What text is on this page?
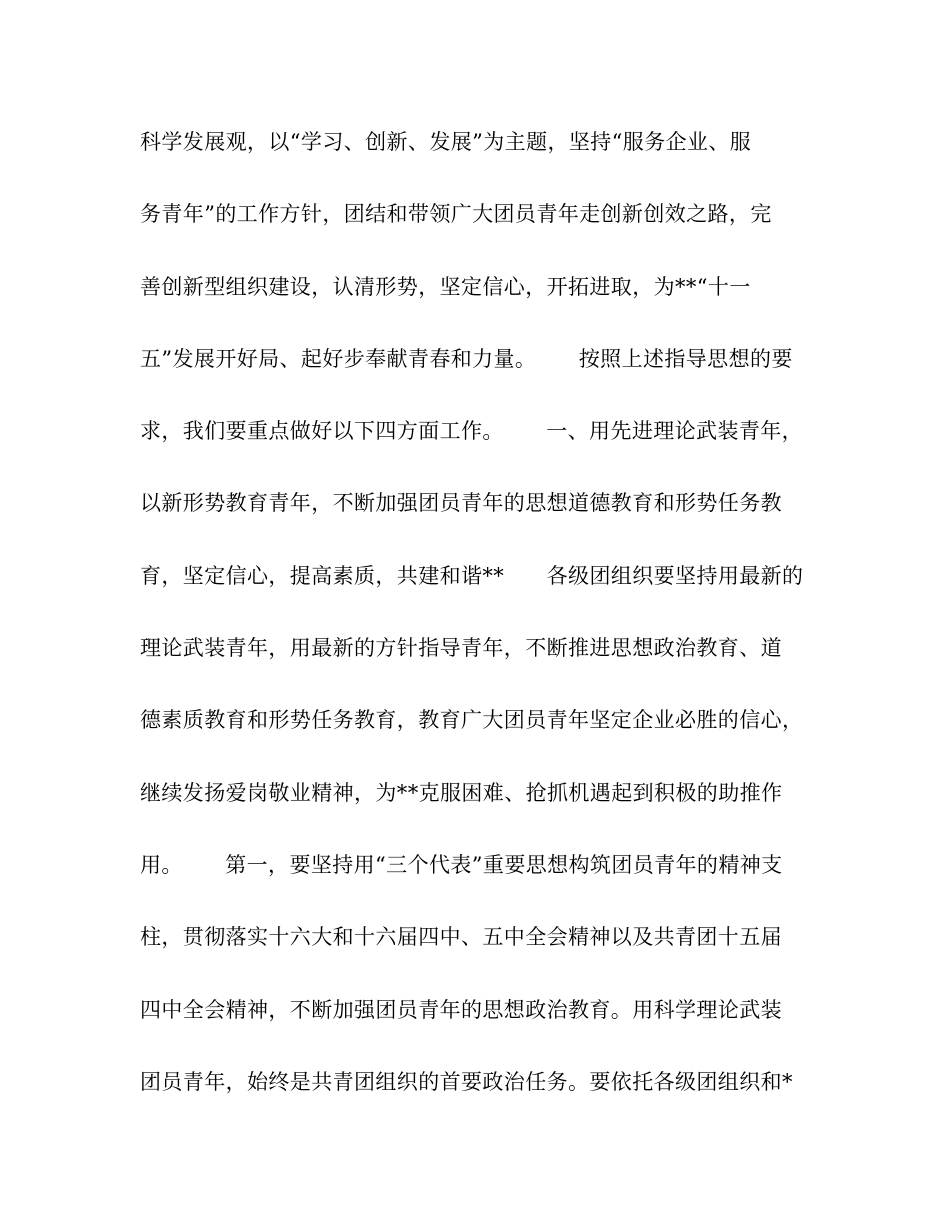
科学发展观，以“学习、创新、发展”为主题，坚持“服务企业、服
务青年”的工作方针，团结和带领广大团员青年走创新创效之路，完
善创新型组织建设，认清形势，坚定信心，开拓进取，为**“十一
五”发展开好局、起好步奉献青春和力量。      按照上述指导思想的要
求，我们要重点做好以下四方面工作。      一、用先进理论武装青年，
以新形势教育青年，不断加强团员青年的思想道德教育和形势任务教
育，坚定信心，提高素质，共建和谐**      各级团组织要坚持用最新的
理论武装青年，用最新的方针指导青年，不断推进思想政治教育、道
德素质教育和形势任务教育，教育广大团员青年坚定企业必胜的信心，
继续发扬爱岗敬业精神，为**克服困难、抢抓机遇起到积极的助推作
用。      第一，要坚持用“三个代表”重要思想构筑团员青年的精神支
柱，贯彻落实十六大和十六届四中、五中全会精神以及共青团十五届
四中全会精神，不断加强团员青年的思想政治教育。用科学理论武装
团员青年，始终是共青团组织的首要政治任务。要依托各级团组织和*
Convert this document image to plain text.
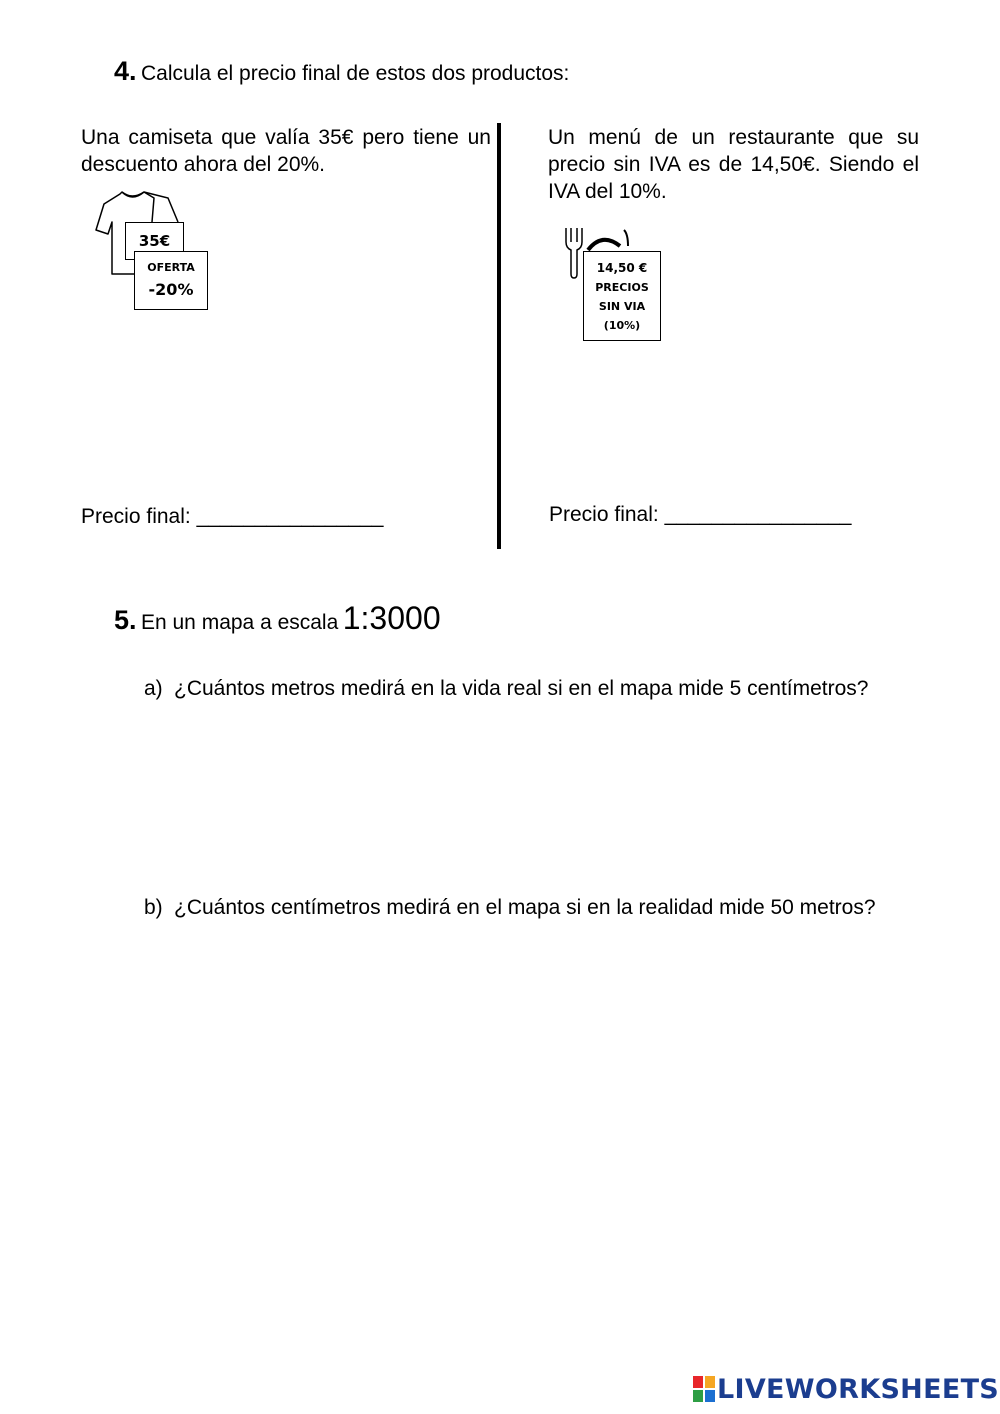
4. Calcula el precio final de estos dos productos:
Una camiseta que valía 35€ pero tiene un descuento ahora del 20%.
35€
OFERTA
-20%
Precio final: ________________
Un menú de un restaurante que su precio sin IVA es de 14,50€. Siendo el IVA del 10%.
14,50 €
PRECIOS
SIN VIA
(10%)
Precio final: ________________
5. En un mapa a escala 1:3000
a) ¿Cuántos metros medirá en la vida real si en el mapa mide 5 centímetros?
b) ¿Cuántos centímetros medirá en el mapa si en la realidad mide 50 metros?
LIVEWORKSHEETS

Your goal:
From the records above, copy every line that holds the word "metros".

Full solution:
a) ¿Cuántos metros medirá en la vida real si en el mapa mide 5 centímetros?
b) ¿Cuántos centímetros medirá en el mapa si en la realidad mide 50 metros?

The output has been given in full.